Recorded data:

========

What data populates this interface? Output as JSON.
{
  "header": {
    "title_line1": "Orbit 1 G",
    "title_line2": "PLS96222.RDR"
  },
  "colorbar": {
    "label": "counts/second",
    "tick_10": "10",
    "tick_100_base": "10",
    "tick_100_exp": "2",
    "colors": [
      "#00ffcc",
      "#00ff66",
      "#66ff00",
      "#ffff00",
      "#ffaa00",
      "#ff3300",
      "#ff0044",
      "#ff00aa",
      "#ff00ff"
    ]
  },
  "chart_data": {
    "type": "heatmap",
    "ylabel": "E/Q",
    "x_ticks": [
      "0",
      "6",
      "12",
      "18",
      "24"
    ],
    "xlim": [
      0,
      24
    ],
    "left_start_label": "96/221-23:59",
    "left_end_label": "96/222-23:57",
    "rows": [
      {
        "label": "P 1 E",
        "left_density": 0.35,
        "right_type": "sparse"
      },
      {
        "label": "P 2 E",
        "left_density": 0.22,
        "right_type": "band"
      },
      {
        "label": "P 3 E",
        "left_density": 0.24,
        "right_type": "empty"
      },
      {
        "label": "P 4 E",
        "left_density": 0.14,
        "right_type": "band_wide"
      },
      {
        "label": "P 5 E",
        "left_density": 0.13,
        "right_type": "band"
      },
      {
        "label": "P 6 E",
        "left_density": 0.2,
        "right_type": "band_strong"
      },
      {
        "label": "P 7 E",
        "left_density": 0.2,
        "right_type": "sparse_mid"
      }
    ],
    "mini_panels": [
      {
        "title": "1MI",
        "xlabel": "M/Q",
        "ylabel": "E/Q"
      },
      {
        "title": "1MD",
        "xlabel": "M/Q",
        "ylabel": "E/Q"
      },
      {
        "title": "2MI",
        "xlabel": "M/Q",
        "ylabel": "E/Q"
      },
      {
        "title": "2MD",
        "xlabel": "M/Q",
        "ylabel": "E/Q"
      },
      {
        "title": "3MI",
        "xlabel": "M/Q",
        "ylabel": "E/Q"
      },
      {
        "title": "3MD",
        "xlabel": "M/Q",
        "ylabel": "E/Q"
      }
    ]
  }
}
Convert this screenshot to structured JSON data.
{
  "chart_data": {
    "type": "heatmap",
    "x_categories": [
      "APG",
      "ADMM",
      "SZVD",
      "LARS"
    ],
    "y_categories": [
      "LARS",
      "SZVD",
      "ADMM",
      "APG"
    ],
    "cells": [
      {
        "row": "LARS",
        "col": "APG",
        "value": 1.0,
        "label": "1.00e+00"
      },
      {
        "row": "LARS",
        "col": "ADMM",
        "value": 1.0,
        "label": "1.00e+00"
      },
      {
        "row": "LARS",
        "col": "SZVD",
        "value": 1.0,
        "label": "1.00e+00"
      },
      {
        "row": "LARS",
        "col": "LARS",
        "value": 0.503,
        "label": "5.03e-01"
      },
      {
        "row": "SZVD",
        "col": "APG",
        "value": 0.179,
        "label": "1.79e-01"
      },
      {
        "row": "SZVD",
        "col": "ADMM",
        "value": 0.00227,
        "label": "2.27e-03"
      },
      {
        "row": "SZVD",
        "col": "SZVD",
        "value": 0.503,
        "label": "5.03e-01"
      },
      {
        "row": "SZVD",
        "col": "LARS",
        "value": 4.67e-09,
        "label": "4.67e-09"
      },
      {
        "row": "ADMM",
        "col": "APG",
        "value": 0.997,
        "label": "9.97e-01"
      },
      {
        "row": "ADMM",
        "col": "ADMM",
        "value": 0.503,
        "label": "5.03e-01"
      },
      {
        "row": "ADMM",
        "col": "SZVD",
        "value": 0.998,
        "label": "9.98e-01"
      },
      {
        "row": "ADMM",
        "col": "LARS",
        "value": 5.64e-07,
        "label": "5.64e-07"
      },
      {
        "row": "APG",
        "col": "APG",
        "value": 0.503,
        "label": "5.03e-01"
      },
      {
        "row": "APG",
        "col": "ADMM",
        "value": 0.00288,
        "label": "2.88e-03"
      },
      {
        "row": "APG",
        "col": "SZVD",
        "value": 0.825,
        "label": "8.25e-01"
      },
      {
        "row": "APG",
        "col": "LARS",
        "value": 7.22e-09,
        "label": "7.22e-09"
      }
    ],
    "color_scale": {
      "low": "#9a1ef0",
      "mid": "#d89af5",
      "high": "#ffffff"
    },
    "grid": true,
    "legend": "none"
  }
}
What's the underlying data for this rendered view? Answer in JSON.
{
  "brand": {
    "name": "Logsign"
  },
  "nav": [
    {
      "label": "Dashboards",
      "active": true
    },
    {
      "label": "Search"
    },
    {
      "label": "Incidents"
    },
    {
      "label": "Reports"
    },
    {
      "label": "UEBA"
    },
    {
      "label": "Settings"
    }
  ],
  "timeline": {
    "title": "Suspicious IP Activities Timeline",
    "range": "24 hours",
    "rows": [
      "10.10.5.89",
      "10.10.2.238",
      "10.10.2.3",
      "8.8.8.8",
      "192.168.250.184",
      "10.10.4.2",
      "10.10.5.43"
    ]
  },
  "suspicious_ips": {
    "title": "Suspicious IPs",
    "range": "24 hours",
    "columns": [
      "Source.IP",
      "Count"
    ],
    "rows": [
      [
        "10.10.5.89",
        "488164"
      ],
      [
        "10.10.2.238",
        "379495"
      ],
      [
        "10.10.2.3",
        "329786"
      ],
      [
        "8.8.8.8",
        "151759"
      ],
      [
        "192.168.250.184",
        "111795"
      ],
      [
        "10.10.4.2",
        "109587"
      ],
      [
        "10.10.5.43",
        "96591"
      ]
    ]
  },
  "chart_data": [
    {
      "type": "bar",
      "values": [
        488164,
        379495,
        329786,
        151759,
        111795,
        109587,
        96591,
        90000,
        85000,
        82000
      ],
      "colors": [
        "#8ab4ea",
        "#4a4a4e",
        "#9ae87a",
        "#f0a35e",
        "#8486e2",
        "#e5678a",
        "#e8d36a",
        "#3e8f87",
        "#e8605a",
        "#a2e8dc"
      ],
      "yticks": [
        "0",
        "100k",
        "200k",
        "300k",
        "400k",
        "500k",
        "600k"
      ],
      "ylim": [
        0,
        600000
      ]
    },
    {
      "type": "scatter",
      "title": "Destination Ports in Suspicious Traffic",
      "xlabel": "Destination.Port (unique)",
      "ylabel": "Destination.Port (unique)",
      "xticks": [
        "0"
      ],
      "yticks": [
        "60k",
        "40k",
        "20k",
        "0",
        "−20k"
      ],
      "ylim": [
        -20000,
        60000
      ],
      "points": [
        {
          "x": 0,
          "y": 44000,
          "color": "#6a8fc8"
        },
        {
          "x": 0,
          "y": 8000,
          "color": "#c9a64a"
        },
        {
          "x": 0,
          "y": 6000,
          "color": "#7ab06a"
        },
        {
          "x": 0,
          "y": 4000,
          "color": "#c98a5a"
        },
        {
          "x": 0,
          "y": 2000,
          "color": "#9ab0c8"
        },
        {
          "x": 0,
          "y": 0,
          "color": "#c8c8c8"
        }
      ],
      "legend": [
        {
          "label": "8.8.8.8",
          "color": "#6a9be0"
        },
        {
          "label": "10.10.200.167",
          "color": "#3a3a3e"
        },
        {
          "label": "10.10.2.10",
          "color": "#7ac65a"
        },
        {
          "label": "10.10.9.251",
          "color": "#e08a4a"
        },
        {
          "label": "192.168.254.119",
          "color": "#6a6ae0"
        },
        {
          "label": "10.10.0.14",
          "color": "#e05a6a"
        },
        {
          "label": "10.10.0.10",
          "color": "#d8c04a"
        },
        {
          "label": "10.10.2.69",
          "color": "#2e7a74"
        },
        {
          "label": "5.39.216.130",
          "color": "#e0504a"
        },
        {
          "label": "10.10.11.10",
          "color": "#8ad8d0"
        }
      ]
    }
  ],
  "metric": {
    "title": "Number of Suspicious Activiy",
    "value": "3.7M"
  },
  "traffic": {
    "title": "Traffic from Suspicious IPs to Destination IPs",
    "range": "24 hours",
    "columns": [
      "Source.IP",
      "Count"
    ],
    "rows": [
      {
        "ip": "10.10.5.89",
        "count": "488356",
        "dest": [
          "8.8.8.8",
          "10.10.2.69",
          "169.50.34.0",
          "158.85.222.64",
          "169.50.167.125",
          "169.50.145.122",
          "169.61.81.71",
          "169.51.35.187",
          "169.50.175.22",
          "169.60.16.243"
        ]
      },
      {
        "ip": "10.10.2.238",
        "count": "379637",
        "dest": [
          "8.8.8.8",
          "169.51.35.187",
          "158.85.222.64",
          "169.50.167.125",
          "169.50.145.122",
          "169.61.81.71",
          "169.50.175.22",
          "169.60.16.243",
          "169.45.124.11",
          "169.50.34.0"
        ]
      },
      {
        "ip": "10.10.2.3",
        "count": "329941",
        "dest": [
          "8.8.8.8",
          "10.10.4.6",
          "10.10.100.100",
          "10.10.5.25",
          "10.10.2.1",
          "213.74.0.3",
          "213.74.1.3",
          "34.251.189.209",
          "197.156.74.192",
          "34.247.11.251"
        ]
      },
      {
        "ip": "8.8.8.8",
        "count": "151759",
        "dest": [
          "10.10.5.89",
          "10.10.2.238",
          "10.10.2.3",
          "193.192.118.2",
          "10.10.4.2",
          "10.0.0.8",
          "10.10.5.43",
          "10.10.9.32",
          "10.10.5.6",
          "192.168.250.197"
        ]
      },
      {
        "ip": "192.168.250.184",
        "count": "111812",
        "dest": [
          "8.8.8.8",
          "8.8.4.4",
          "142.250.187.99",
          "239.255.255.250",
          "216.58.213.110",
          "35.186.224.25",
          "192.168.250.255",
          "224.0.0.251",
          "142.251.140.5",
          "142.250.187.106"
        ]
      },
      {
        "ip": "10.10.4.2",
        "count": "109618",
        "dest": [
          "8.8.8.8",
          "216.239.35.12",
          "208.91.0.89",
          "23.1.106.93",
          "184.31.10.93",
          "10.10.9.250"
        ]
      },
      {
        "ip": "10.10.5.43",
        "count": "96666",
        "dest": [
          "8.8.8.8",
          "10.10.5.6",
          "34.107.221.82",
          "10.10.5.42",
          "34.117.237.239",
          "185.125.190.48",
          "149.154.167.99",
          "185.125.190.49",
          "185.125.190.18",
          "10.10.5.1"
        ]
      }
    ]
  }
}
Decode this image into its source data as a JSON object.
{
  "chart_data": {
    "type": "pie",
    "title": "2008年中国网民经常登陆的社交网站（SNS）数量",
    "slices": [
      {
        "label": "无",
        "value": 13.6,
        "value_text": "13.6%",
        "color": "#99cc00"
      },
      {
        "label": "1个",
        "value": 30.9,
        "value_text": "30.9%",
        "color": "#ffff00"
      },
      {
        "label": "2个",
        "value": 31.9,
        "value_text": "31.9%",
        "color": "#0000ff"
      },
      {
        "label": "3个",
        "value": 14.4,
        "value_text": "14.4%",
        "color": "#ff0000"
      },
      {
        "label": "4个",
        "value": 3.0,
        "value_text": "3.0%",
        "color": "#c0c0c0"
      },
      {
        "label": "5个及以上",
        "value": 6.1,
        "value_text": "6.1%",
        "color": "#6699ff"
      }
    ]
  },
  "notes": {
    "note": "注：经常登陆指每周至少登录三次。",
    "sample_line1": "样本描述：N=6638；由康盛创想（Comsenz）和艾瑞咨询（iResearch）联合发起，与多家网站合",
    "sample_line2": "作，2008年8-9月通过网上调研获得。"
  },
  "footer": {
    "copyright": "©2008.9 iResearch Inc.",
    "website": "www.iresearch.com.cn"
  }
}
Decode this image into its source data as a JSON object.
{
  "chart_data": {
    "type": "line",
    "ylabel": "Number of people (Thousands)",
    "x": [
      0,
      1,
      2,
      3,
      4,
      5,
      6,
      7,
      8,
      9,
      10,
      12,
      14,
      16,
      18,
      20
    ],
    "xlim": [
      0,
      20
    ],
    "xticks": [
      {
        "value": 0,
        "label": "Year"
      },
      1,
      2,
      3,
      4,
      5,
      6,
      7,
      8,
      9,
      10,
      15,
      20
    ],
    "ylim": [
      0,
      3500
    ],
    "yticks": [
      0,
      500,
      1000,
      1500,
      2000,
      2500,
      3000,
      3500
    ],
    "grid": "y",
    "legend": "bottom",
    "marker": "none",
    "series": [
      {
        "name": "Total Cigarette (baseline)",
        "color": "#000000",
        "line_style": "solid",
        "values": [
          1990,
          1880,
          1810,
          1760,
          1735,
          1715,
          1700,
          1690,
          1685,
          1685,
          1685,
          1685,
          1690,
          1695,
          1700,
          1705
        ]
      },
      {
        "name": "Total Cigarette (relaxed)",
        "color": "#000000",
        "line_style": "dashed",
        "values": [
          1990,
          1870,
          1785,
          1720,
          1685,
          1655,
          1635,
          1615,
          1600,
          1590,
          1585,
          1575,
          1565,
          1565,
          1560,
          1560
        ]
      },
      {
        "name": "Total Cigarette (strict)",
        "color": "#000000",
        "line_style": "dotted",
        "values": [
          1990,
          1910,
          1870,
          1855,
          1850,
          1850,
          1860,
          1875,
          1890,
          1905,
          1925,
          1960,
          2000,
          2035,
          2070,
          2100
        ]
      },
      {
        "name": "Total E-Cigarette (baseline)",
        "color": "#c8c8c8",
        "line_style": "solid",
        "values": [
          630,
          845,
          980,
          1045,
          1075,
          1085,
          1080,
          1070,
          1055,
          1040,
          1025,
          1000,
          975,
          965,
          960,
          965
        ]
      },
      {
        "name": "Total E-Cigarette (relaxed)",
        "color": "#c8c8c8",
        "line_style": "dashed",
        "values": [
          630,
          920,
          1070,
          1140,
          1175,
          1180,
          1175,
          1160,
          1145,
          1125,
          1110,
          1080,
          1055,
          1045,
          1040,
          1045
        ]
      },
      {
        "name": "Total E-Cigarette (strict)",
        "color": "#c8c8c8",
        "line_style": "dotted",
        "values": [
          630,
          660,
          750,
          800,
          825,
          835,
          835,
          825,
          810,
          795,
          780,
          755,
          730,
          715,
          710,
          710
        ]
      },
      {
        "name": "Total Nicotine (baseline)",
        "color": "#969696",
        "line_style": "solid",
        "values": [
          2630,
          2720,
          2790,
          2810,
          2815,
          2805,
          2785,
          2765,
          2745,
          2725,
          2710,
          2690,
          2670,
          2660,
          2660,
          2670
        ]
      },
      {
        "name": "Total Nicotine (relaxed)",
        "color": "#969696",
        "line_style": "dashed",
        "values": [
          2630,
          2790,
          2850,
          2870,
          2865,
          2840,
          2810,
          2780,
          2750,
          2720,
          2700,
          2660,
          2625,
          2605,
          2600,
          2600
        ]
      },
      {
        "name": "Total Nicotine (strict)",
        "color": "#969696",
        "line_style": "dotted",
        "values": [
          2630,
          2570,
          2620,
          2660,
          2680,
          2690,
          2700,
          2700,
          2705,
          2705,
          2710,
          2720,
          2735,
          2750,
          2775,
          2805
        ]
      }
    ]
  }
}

========

_GIVEN INSTRUCTION_:
List each line in the listing that contains the string "name".

_RIGHT ANSWER_:
    "name": "Logsign"
        "name": "Total Cigarette (baseline)",
        "name": "Total Cigarette (relaxed)",
        "name": "Total Cigarette (strict)",
        "name": "Total E-Cigarette (baseline)",
        "name": "Total E-Cigarette (relaxed)",
        "name": "Total E-Cigarette (strict)",
        "name": "Total Nicotine (baseline)",
        "name": "Total Nicotine (relaxed)",
        "name": "Total Nicotine (strict)",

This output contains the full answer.